» Raw records:
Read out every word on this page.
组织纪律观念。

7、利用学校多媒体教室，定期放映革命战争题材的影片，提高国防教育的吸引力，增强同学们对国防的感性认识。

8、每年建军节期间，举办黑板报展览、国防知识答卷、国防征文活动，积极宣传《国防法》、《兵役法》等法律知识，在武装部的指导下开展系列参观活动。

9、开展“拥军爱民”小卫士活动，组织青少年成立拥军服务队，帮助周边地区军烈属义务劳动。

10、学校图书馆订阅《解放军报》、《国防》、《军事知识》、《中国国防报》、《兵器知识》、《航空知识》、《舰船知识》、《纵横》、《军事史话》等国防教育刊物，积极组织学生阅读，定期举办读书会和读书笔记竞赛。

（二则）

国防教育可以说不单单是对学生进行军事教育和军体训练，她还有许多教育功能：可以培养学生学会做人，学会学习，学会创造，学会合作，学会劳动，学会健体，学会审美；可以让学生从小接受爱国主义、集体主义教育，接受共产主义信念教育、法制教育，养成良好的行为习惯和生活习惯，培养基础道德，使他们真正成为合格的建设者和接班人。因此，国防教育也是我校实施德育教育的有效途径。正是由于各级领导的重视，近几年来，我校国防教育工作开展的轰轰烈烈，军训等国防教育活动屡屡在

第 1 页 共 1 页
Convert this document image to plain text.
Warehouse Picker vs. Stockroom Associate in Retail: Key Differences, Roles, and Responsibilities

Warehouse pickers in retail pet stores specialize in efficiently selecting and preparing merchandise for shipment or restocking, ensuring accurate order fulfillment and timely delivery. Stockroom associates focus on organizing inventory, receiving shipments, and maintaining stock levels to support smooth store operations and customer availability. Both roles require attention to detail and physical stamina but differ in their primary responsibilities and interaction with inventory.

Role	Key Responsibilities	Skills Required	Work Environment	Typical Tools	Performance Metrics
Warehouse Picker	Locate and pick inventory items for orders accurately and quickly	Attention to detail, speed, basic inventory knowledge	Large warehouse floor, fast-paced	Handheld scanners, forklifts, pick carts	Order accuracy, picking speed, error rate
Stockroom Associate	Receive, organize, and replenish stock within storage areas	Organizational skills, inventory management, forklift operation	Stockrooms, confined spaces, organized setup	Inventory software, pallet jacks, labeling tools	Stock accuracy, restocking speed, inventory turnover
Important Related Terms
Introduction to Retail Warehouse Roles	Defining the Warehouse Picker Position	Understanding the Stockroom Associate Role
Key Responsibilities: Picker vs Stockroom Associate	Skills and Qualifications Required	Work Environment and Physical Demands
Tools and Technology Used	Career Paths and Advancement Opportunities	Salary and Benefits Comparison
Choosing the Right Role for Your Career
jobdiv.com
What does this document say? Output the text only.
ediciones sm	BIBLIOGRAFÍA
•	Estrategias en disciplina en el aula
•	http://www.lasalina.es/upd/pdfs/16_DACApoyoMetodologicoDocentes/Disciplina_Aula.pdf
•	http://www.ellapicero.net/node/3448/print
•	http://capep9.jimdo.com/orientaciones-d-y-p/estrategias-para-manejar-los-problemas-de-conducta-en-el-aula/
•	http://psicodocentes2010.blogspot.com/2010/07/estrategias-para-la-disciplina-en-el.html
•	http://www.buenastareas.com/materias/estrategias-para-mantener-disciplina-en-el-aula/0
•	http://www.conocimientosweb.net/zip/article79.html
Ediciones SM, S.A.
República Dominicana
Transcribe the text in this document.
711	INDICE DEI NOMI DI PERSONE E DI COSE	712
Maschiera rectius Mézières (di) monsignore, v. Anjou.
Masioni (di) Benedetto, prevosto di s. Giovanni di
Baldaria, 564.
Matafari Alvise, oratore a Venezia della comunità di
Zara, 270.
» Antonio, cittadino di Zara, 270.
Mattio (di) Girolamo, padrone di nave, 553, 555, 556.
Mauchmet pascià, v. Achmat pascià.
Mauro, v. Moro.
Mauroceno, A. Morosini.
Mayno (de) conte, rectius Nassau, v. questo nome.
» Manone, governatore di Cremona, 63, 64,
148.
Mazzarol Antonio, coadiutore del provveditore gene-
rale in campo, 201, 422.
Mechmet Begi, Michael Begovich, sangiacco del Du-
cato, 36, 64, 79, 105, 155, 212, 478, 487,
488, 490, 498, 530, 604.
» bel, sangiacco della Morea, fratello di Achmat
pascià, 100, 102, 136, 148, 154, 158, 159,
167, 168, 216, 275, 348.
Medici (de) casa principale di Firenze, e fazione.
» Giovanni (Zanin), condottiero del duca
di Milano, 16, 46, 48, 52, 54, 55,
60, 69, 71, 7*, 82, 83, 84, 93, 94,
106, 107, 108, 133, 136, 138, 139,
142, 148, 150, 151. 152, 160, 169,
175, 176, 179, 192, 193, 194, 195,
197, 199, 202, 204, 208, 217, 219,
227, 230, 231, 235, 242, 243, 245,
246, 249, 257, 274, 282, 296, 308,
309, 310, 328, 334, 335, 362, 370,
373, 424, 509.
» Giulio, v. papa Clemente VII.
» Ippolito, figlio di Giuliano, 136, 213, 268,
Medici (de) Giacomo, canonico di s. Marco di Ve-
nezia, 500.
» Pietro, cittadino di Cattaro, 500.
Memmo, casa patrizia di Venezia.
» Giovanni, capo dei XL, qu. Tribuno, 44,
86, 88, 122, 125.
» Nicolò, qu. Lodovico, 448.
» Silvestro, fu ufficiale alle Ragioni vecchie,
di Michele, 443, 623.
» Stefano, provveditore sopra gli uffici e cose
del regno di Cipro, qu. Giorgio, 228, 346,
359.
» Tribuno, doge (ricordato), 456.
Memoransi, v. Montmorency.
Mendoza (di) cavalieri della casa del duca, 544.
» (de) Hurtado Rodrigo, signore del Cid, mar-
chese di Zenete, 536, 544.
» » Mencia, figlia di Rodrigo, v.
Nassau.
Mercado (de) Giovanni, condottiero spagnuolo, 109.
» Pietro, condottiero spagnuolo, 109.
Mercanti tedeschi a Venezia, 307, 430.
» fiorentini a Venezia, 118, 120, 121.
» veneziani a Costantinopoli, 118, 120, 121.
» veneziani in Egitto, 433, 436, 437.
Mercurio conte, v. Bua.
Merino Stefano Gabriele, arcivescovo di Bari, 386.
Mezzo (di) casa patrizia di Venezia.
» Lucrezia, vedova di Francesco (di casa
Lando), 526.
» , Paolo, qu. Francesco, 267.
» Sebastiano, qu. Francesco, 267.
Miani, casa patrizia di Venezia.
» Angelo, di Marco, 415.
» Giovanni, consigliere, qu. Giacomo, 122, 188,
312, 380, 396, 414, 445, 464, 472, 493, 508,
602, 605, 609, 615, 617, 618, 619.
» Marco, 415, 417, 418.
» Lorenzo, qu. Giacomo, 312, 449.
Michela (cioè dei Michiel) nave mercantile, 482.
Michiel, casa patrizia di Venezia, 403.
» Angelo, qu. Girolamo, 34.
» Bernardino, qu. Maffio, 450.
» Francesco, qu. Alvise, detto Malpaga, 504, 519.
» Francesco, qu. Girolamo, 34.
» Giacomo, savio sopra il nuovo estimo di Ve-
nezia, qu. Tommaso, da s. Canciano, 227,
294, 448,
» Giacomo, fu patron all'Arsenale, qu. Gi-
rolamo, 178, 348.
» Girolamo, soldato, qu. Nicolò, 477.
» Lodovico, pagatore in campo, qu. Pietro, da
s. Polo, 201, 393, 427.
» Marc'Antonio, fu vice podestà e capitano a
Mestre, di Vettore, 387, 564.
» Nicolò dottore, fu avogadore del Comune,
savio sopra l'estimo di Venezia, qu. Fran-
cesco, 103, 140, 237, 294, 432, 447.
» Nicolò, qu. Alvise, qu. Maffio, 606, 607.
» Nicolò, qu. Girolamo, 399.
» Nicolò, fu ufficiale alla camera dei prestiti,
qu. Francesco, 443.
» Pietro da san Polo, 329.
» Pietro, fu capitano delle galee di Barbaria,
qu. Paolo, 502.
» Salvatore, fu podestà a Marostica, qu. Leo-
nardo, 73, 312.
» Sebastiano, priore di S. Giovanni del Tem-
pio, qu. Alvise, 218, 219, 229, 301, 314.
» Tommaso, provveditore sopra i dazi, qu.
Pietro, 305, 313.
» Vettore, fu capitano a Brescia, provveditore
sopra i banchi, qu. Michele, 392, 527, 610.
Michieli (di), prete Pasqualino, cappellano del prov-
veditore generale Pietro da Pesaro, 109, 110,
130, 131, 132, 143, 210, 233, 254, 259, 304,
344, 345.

» Directions for this task: Copy out every line in the entries above that holds "Warehouse".

» Full output:
Warehouse Picker vs. Stockroom Associate in Retail: Key Differences, Roles, and Responsibilities
Warehouse pickers in retail pet stores specialize in efficiently selecting and preparing merchandise for shipment or restocking, ensuring accurate order fulfillment and timely delivery. Stockroom associates focus on organizing inventory, receiving shipments, and maintaining stock levels to support smooth store operations and customer availability. Both roles require attention to detail and physical stamina but differ in their primary responsibilities and interaction with inventory.
Warehouse Picker	Locate and pick inventory items for orders accurately and quickly	Attention to detail, speed, basic inventory knowledge	Large warehouse floor, fast-paced	Handheld scanners, forklifts, pick carts	Order accuracy, picking speed, error rate
Introduction to Retail Warehouse Roles	Defining the Warehouse Picker Position	Understanding the Stockroom Associate Role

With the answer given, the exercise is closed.